#### INSTRUCTIONS TO FOLLOW:
Only the number is wanted: count the lines that include the word "должностного".

#### EXTRACTED MATERIAL:
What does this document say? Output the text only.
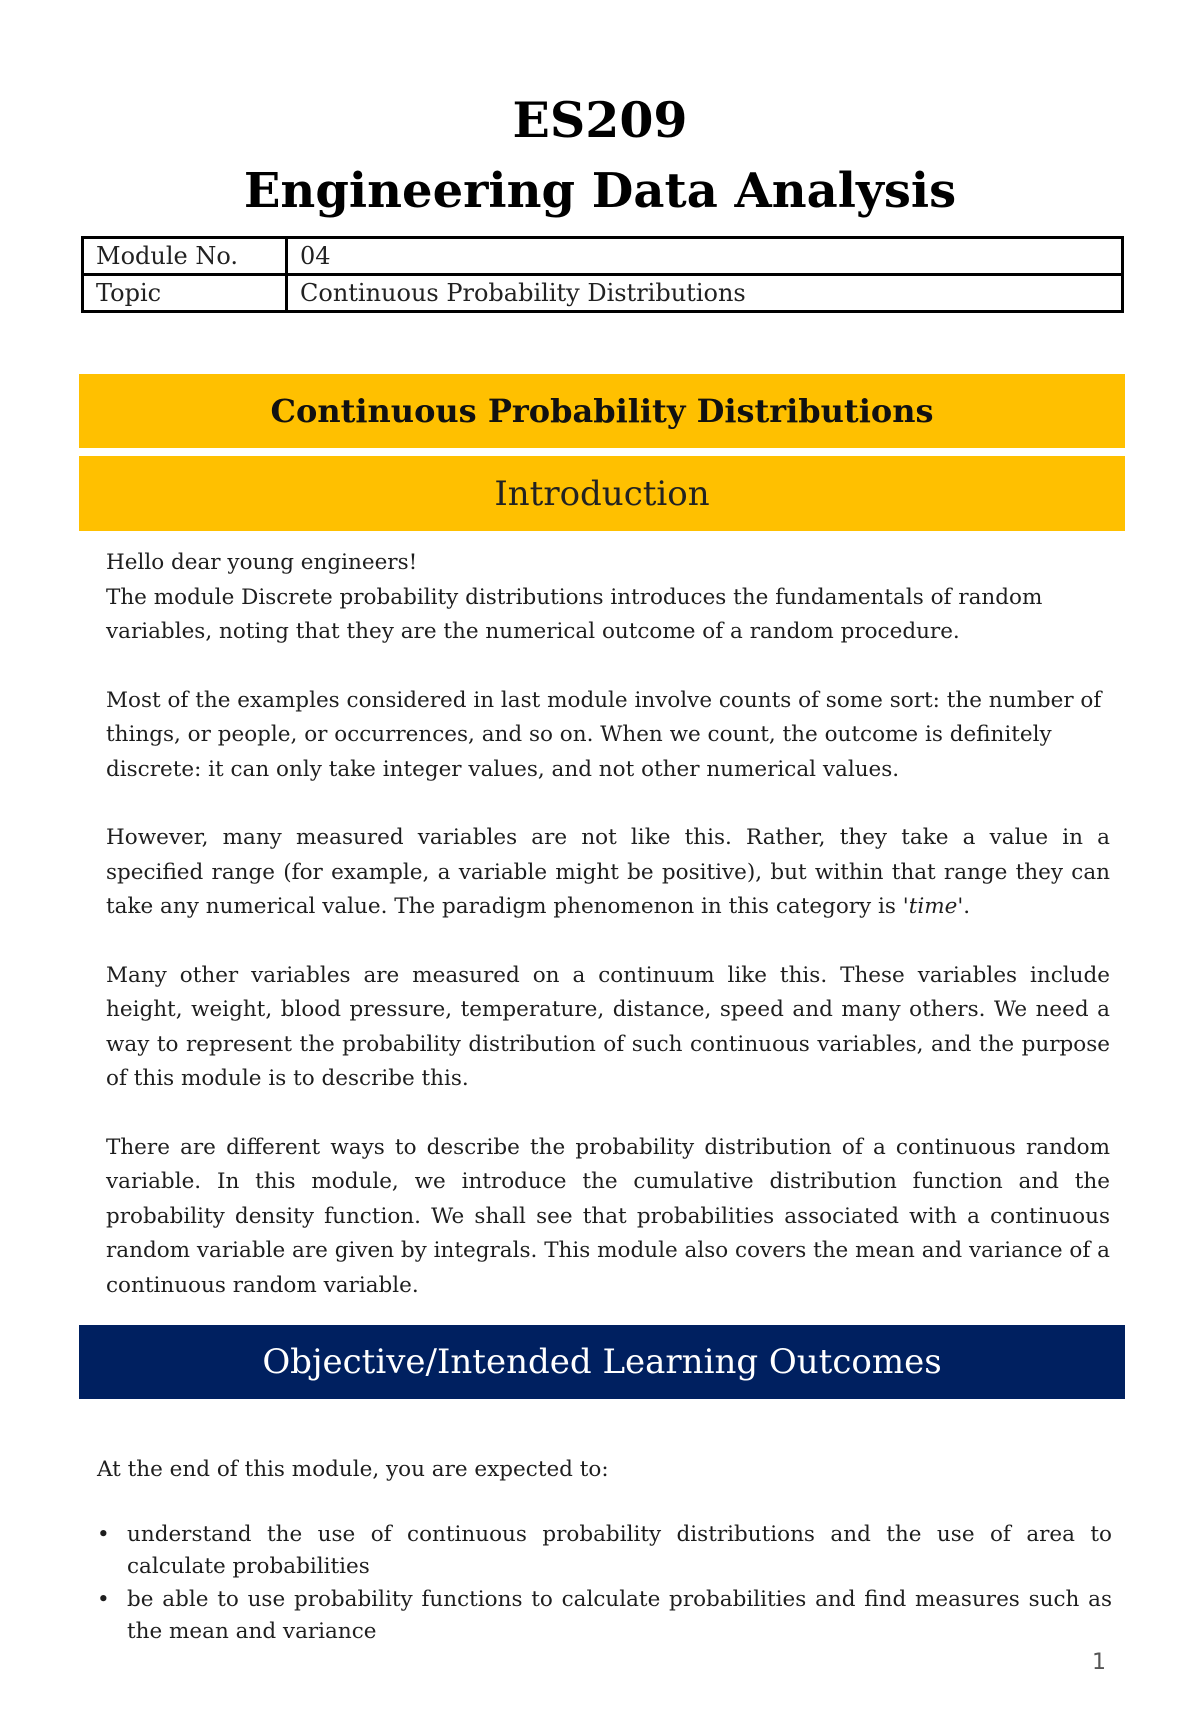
ES209
Engineering Data Analysis
Module No.	04
Topic	Continuous Probability Distributions
Continuous Probability Distributions
Introduction

Hello dear young engineers!

The module Discrete probability distributions introduces the fundamentals of random variables, noting that they are the numerical outcome of a random procedure.

Most of the examples considered in last module involve counts of some sort: the number of things, or people, or occurrences, and so on. When we count, the outcome is definitely discrete: it can only take integer values, and not other numerical values.

However, many measured variables are not like this. Rather, they take a value in a specified range (for example, a variable might be positive), but within that range they can take any numerical value. The paradigm phenomenon in this category is 'time'.

Many other variables are measured on a continuum like this. These variables include height, weight, blood pressure, temperature, distance, speed and many others. We need a way to represent the probability distribution of such continuous variables, and the purpose of this module is to describe this.

There are different ways to describe the probability distribution of a continuous random variable. In this module, we introduce the cumulative distribution function and the probability density function. We shall see that probabilities associated with a continuous random variable are given by integrals. This module also covers the mean and variance of a continuous random variable.

Objective/Intended Learning Outcomes

At the end of this module, you are expected to:

• understand the use of continuous probability distributions and the use of area to calculate probabilities
• be able to use probability functions to calculate probabilities and find measures such as the mean and variance
1
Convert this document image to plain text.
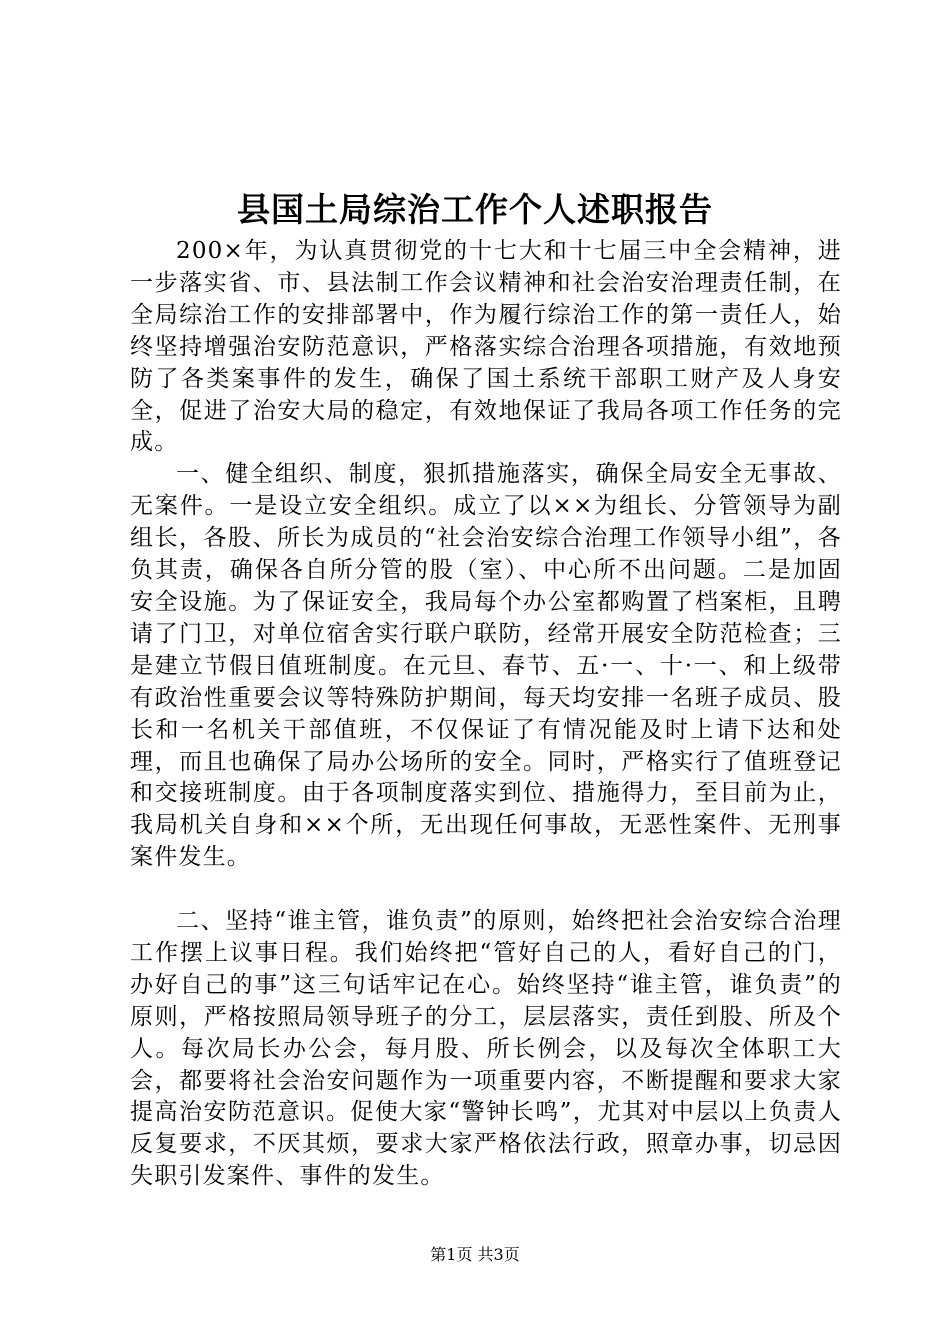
县国土局综治工作个人述职报告

200×年，为认真贯彻党的十七大和十七届三中全会精神，进一步落实省、市、县法制工作会议精神和社会治安治理责任制，在全局综治工作的安排部署中，作为履行综治工作的第一责任人，始终坚持增强治安防范意识，严格落实综合治理各项措施，有效地预防了各类案事件的发生，确保了国土系统干部职工财产及人身安全，促进了治安大局的稳定，有效地保证了我局各项工作任务的完成。

一、健全组织、制度，狠抓措施落实，确保全局安全无事故、无案件。一是设立安全组织。成立了以××为组长、分管领导为副组长，各股、所长为成员的“社会治安综合治理工作领导小组”，各负其责，确保各自所分管的股（室）、中心所不出问题。二是加固安全设施。为了保证安全，我局每个办公室都购置了档案柜，且聘请了门卫，对单位宿舍实行联户联防，经常开展安全防范检查；三是建立节假日值班制度。在元旦、春节、五·一、十·一、和上级带有政治性重要会议等特殊防护期间，每天均安排一名班子成员、股长和一名机关干部值班，不仅保证了有情况能及时上请下达和处理，而且也确保了局办公场所的安全。同时，严格实行了值班登记和交接班制度。由于各项制度落实到位、措施得力，至目前为止，我局机关自身和××个所，无出现任何事故，无恶性案件、无刑事案件发生。

二、坚持“谁主管，谁负责”的原则，始终把社会治安综合治理工作摆上议事日程。我们始终把“管好自己的人，看好自己的门，办好自己的事”这三句话牢记在心。始终坚持“谁主管，谁负责”的原则，严格按照局领导班子的分工，层层落实，责任到股、所及个人。每次局长办公会，每月股、所长例会，以及每次全体职工大会，都要将社会治安问题作为一项重要内容，不断提醒和要求大家提高治安防范意识。促使大家“警钟长鸣”，尤其对中层以上负责人反复要求，不厌其烦，要求大家严格依法行政，照章办事，切忌因失职引发案件、事件的发生。

第1页 共3页
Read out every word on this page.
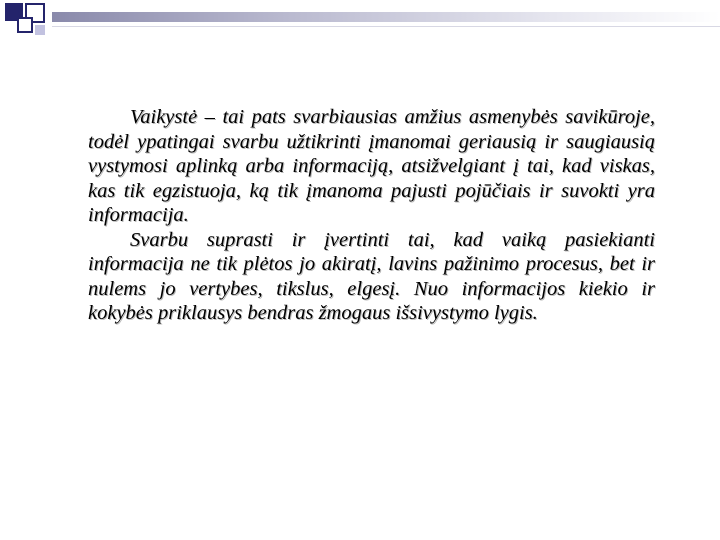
Vaikystė – tai pats svarbiausias amžius asmenybės savikūroje, todėl ypatingai svarbu užtikrinti įmanomai geriausią ir saugiausią vystymosi aplinką arba informaciją, atsižvelgiant į tai, kad viskas, kas tik egzistuoja, ką tik įmanoma pajusti pojūčiais ir suvokti yra informacija.

Svarbu suprasti ir įvertinti tai, kad vaiką pasiekianti informacija ne tik plėtos jo akiratį, lavins pažinimo procesus, bet ir nulems jo vertybes, tikslus, elgesį. Nuo informacijos kiekio ir kokybės priklausys bendras žmogaus išsivystymo lygis.
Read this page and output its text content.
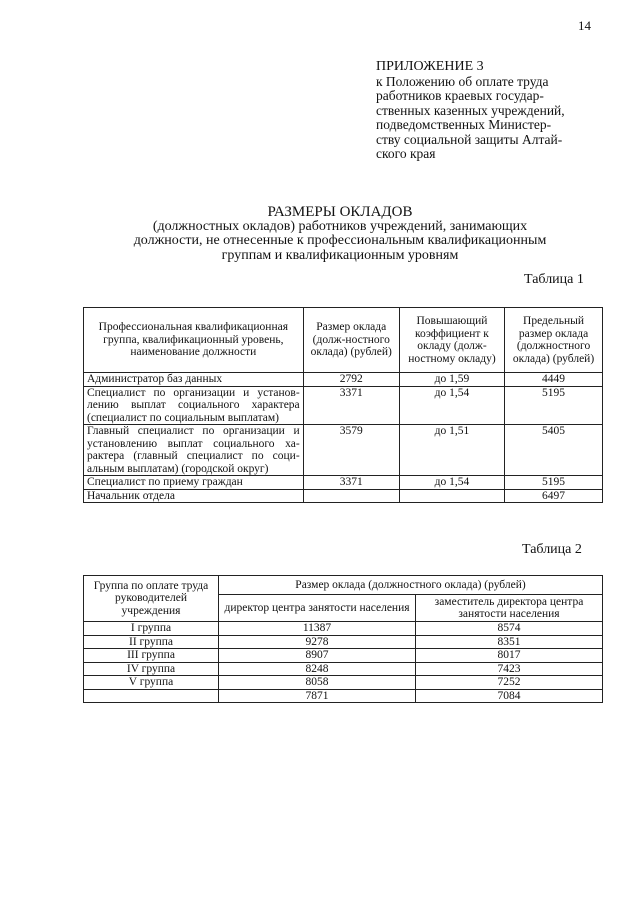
14
ПРИЛОЖЕНИЕ 3
к Положению об оплате труда
работников краевых государ-
ственных казенных учреждений,
подведомственных Министер-
ству социальной защиты Алтай-
ского края
РАЗМЕРЫ ОКЛАДОВ
(должностных окладов) работников учреждений, занимающих
должности, не отнесенные к профессиональным квалификационным
группам и квалификационным уровням
Таблица 1
Профессиональная квалификационная группа, квалификационный уровень, наименование должности	Размер оклада (долж-ностного оклада) (рублей)	Повышающий коэффициент к окладу (долж-ностному окладу)	Предельный размер оклада (должностного оклада) (рублей)
Администратор баз данных	2792	до 1,59	4449
Специалист по организации и установ-лению выплат социального характера (специалист по социальным выплатам)	3371	до 1,54	5195
Главный специалист по организации и установлению выплат социального ха-рактера (главный специалист по соци-альным выплатам) (городской округ)	3579	до 1,51	5405
Специалист по приему граждан	3371	до 1,54	5195
Начальник отдела			6497
Таблица 2
Группа по оплате труда руководителей учреждения	Размер оклада (должностного оклада) (рублей)	
	директор центра занятости населения	заместитель директора центра занятости населения
I группа	11387	8574
II группа	9278	8351
III группа	8907	8017
IV группа	8248	7423
V группа	8058	7252
	7871	7084
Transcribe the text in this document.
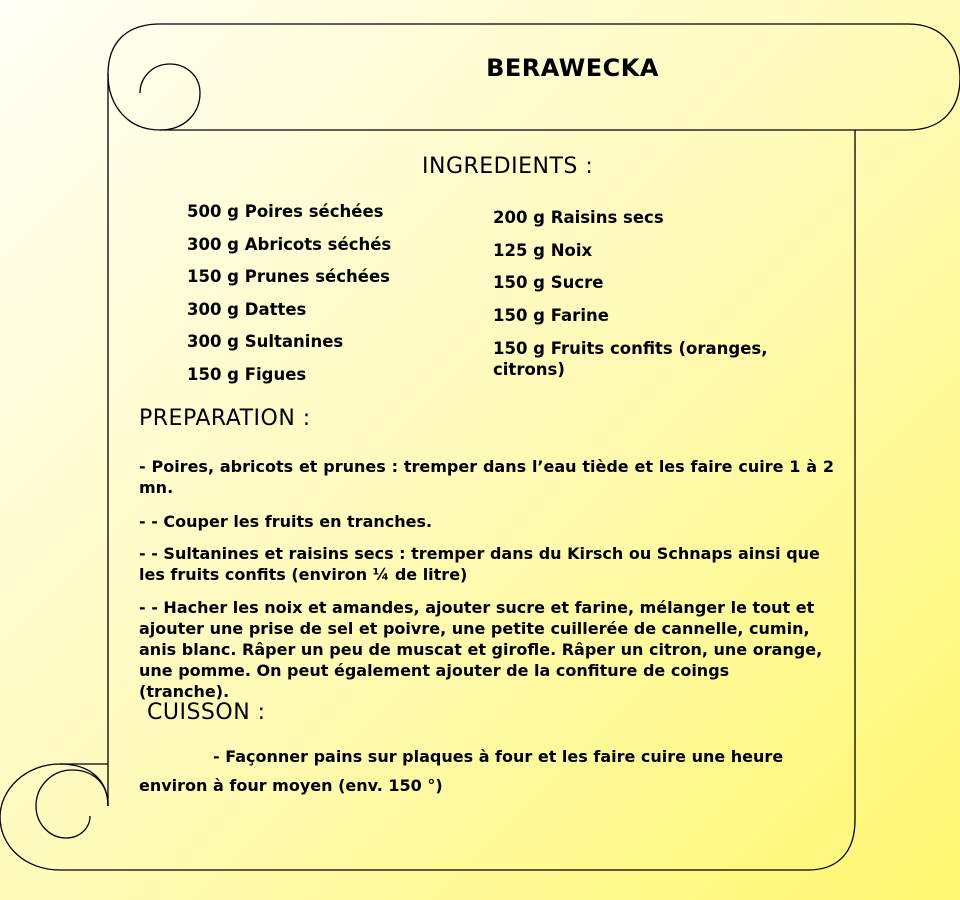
BERAWECKA
INGREDIENTS :
500 g Poires séchées
300 g Abricots séchés
150 g Prunes séchées
300 g Dattes
300 g Sultanines
150 g Figues
200 g Raisins secs
125 g Noix
150 g Sucre
150 g Farine
150 g Fruits confits (oranges,
citrons)
PREPARATION :
- Poires, abricots et prunes : tremper dans l’eau tiède et les faire cuire 1 à 2 mn.
- - Couper les fruits en tranches.
- - Sultanines et raisins secs : tremper dans du Kirsch ou Schnaps ainsi que les fruits confits (environ ¼ de litre)
- - Hacher les noix et amandes, ajouter sucre et farine, mélanger le tout et ajouter une prise de sel et poivre, une petite cuillerée de cannelle, cumin, anis blanc. Râper un peu de muscat et girofle. Râper un citron, une orange, une pomme. On peut également ajouter de la confiture de coings (tranche).
CUISSON :
- Façonner pains sur plaques à four et les faire cuire une heure
environ à four moyen (env. 150 °)
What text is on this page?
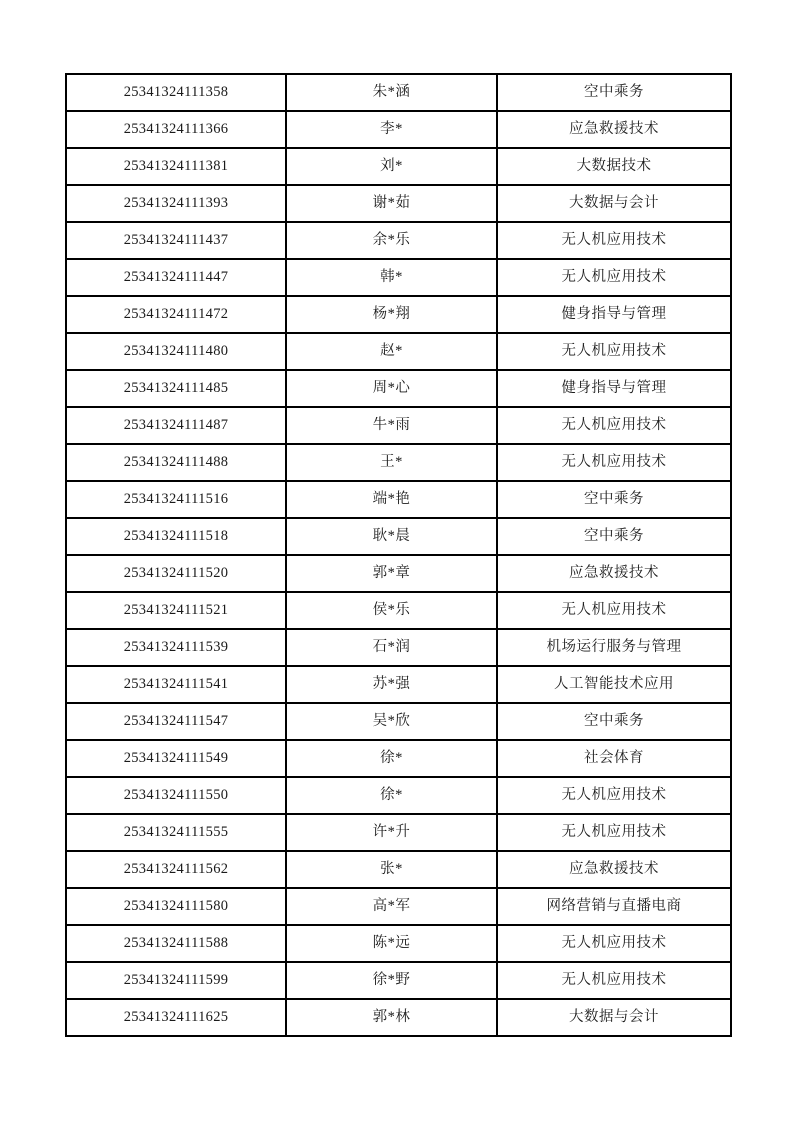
25341324111358	朱*涵	空中乘务
25341324111366	李*	应急救援技术
25341324111381	刘*	大数据技术
25341324111393	谢*茹	大数据与会计
25341324111437	余*乐	无人机应用技术
25341324111447	韩*	无人机应用技术
25341324111472	杨*翔	健身指导与管理
25341324111480	赵*	无人机应用技术
25341324111485	周*心	健身指导与管理
25341324111487	牛*雨	无人机应用技术
25341324111488	王*	无人机应用技术
25341324111516	端*艳	空中乘务
25341324111518	耿*晨	空中乘务
25341324111520	郭*章	应急救援技术
25341324111521	侯*乐	无人机应用技术
25341324111539	石*润	机场运行服务与管理
25341324111541	苏*强	人工智能技术应用
25341324111547	吴*欣	空中乘务
25341324111549	徐*	社会体育
25341324111550	徐*	无人机应用技术
25341324111555	许*升	无人机应用技术
25341324111562	张*	应急救援技术
25341324111580	高*军	网络营销与直播电商
25341324111588	陈*远	无人机应用技术
25341324111599	徐*野	无人机应用技术
25341324111625	郭*林	大数据与会计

#### TASK ANSWER:
2